_EXERCISE OBJECTIVE_.
Every record should be repeated exactly, except that pictures are left out.

═══ INPUT MATERIAL

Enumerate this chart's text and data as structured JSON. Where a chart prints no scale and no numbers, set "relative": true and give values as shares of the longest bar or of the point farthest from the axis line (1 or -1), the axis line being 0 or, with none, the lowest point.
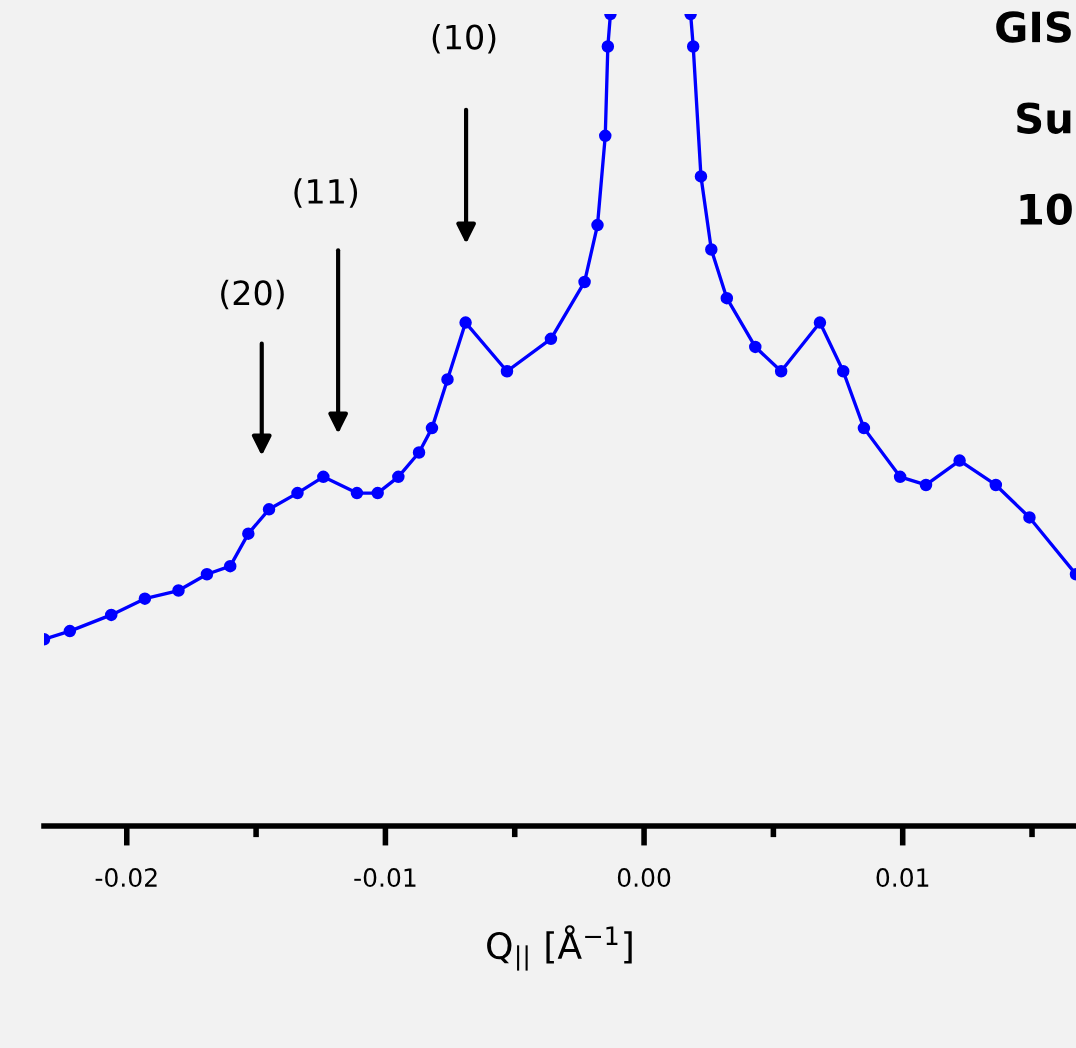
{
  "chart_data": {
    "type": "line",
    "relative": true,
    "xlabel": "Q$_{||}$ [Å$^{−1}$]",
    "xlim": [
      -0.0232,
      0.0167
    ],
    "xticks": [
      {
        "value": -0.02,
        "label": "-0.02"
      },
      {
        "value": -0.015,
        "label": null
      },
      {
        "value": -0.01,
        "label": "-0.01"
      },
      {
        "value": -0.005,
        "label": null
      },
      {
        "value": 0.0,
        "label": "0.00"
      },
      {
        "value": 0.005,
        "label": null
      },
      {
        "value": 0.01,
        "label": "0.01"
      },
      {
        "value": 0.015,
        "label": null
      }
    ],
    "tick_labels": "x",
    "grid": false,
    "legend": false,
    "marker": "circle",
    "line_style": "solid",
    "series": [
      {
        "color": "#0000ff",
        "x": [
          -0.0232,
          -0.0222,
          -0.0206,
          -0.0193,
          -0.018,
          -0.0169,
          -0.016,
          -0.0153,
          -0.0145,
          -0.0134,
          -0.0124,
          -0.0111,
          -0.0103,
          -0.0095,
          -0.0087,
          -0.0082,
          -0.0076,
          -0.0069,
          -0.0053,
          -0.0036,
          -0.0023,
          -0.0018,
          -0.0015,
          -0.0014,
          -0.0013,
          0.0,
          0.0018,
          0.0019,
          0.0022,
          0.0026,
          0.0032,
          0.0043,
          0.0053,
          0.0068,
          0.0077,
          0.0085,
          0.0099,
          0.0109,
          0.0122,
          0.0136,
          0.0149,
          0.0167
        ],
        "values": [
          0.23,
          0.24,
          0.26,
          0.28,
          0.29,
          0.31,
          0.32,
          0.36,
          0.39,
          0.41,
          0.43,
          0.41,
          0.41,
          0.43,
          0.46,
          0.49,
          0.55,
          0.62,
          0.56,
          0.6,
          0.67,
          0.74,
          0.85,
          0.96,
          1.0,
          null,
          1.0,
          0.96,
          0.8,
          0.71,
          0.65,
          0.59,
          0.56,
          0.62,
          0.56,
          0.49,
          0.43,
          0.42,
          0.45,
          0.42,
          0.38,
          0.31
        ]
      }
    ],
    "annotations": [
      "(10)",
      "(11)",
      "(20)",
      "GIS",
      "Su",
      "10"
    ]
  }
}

══════

_CORRECT OUTPUT_.
Enumerate this chart's text and data as structured JSON. Where a chart prints no scale and no numbers, set "relative": true and give values as shares of the longest bar or of the point farthest from the axis line (1 or -1), the axis line being 0 or, with none, the lowest point.
{
  "chart_data": {
    "type": "line",
    "relative": true,
    "xlabel": "Q$_{||}$ [Å$^{−1}$]",
    "xlim": [
      -0.0232,
      0.0167
    ],
    "xticks": [
      {
        "value": -0.02,
        "label": "-0.02"
      },
      {
        "value": -0.015,
        "label": null
      },
      {
        "value": -0.01,
        "label": "-0.01"
      },
      {
        "value": -0.005,
        "label": null
      },
      {
        "value": 0.0,
        "label": "0.00"
      },
      {
        "value": 0.005,
        "label": null
      },
      {
        "value": 0.01,
        "label": "0.01"
      },
      {
        "value": 0.015,
        "label": null
      }
    ],
    "tick_labels": "x",
    "grid": false,
    "legend": false,
    "marker": "circle",
    "line_style": "solid",
    "series": [
      {
        "color": "#0000ff",
        "x": [
          -0.0232,
          -0.0222,
          -0.0206,
          -0.0193,
          -0.018,
          -0.0169,
          -0.016,
          -0.0153,
          -0.0145,
          -0.0134,
          -0.0124,
          -0.0111,
          -0.0103,
          -0.0095,
          -0.0087,
          -0.0082,
          -0.0076,
          -0.0069,
          -0.0053,
          -0.0036,
          -0.0023,
          -0.0018,
          -0.0015,
          -0.0014,
          -0.0013,
          0.0,
          0.0018,
          0.0019,
          0.0022,
          0.0026,
          0.0032,
          0.0043,
          0.0053,
          0.0068,
          0.0077,
          0.0085,
          0.0099,
          0.0109,
          0.0122,
          0.0136,
          0.0149,
          0.0167
        ],
        "values": [
          0.23,
          0.24,
          0.26,
          0.28,
          0.29,
          0.31,
          0.32,
          0.36,
          0.39,
          0.41,
          0.43,
          0.41,
          0.41,
          0.43,
          0.46,
          0.49,
          0.55,
          0.62,
          0.56,
          0.6,
          0.67,
          0.74,
          0.85,
          0.96,
          1.0,
          null,
          1.0,
          0.96,
          0.8,
          0.71,
          0.65,
          0.59,
          0.56,
          0.62,
          0.56,
          0.49,
          0.43,
          0.42,
          0.45,
          0.42,
          0.38,
          0.31
        ]
      }
    ],
    "annotations": [
      "(10)",
      "(11)",
      "(20)",
      "GIS",
      "Su",
      "10"
    ]
  }
}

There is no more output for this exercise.